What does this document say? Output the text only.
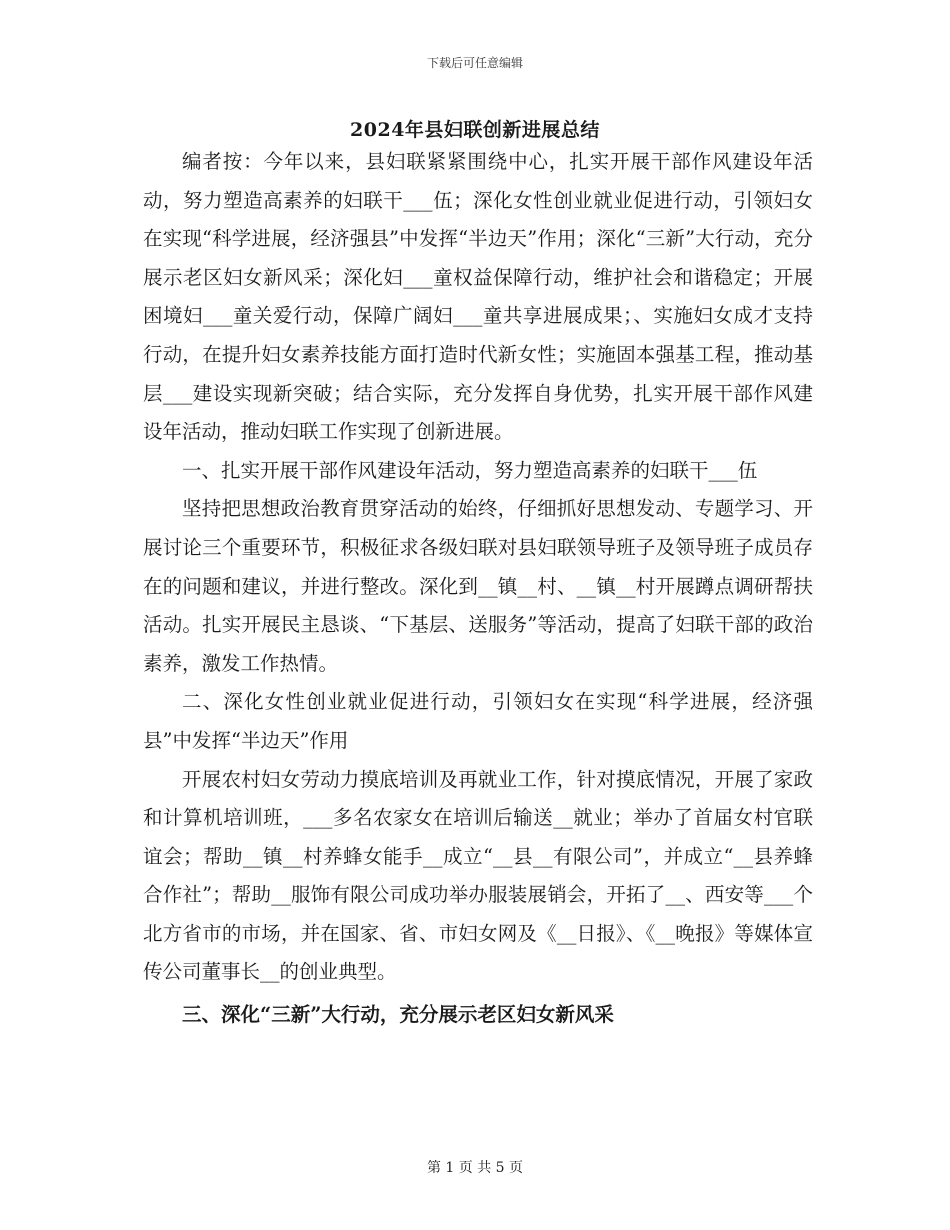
下载后可任意编辑
2024年县妇联创新进展总结

编者按：今年以来，县妇联紧紧围绕中心，扎实开展干部作风建设年活动，努力塑造高素养的妇联干___伍；深化女性创业就业促进行动，引领妇女在实现“科学进展，经济强县”中发挥“半边天”作用；深化“三新”大行动，充分展示老区妇女新风采；深化妇___童权益保障行动，维护社会和谐稳定；开展困境妇___童关爱行动，保障广阔妇___童共享进展成果；、实施妇女成才支持行动，在提升妇女素养技能方面打造时代新女性；实施固本强基工程，推动基层___建设实现新突破；结合实际，充分发挥自身优势，扎实开展干部作风建设年活动，推动妇联工作实现了创新进展。

一、扎实开展干部作风建设年活动，努力塑造高素养的妇联干___伍

坚持把思想政治教育贯穿活动的始终，仔细抓好思想发动、专题学习、开展讨论三个重要环节，积极征求各级妇联对县妇联领导班子及领导班子成员存在的问题和建议，并进行整改。深化到__镇__村、__镇__村开展蹲点调研帮扶活动。扎实开展民主恳谈、“下基层、送服务”等活动，提高了妇联干部的政治素养，激发工作热情。

二、深化女性创业就业促进行动，引领妇女在实现“科学进展，经济强县”中发挥“半边天”作用

开展农村妇女劳动力摸底培训及再就业工作，针对摸底情况，开展了家政和计算机培训班，___多名农家女在培训后输送__就业；举办了首届女村官联谊会；帮助__镇__村养蜂女能手__成立“__县__有限公司”，并成立“__县养蜂合作社”；帮助__服饰有限公司成功举办服装展销会，开拓了__、西安等___个北方省市的市场，并在国家、省、市妇女网及《__日报》、《__晚报》等媒体宣传公司董事长__的创业典型。

三、深化“三新”大行动，充分展示老区妇女新风采

第 1 页 共 5 页
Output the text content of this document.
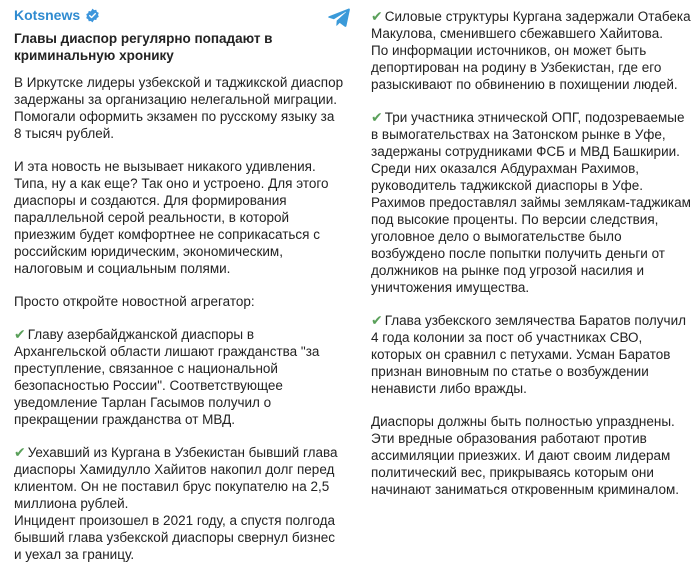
Kotsnews
Главы диаспор регулярно попадают в криминальную хронику

В Иркутске лидеры узбекской и таджикской диаспор задержаны за организацию нелегальной миграции. Помогали оформить экзамен по русскому языку за 8 тысяч рублей.

И эта новость не вызывает никакого удивления. Типа, ну а как еще? Так оно и устроено. Для этого диаспоры и создаются. Для формирования параллельной серой реальности, в которой приезжим будет комфортнее не соприкасаться с российским юридическим, экономическим, налоговым и социальным полями.

Просто откройте новостной агрегатор:

✔ Главу азербайджанской диаспоры в Архангельской области лишают гражданства "за преступление, связанное с национальной безопасностью России". Соответствующее уведомление Тарлан Гасымов получил о прекращении гражданства от МВД.

✔ Уехавший из Кургана в Узбекистан бывший глава диаспоры Хамидулло Хайитов накопил долг перед клиентом. Он не поставил брус покупателю на 2,5 миллиона рублей.

Инцидент произошел в 2021 году, а спустя полгода бывший глава узбекской диаспоры свернул бизнес и уехал за границу.

✔ Силовые структуры Кургана задержали Отабека Макулова, сменившего сбежавшего Хайитова.

По информации источников, он может быть депортирован на родину в Узбекистан, где его разыскивают по обвинению в похищении людей.

✔ Три участника этнической ОПГ, подозреваемые в вымогательствах на Затонском рынке в Уфе, задержаны сотрудниками ФСБ и МВД Башкирии. Среди них оказался Абдурахман Рахимов, руководитель таджикской диаспоры в Уфе.

Рахимов предоставлял займы землякам-таджикам под высокие проценты. По версии следствия, уголовное дело о вымогательстве было возбуждено после попытки получить деньги от должников на рынке под угрозой насилия и уничтожения имущества.

✔ Глава узбекского землячества Баратов получил 4 года колонии за пост об участниках СВО, которых он сравнил с петухами. Усман Баратов признан виновным по статье о возбуждении ненависти либо вражды.

Диаспоры должны быть полностью упразднены. Эти вредные образования работают против ассимиляции приезжих. И дают своим лидерам политический вес, прикрываясь которым они начинают заниматься откровенным криминалом.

▸ AIM OF THE TASK
Find all the lines containing "Узбекистан" in the material, then copy them.

▸ WRITTEN ANSWER
✔ Уехавший из Кургана в Узбекистан бывший глава диаспоры Хамидулло Хайитов накопил долг перед клиентом. Он не поставил брус покупателю на 2,5 миллиона рублей.
По информации источников, он может быть депортирован на родину в Узбекистан, где его разыскивают по обвинению в похищении людей.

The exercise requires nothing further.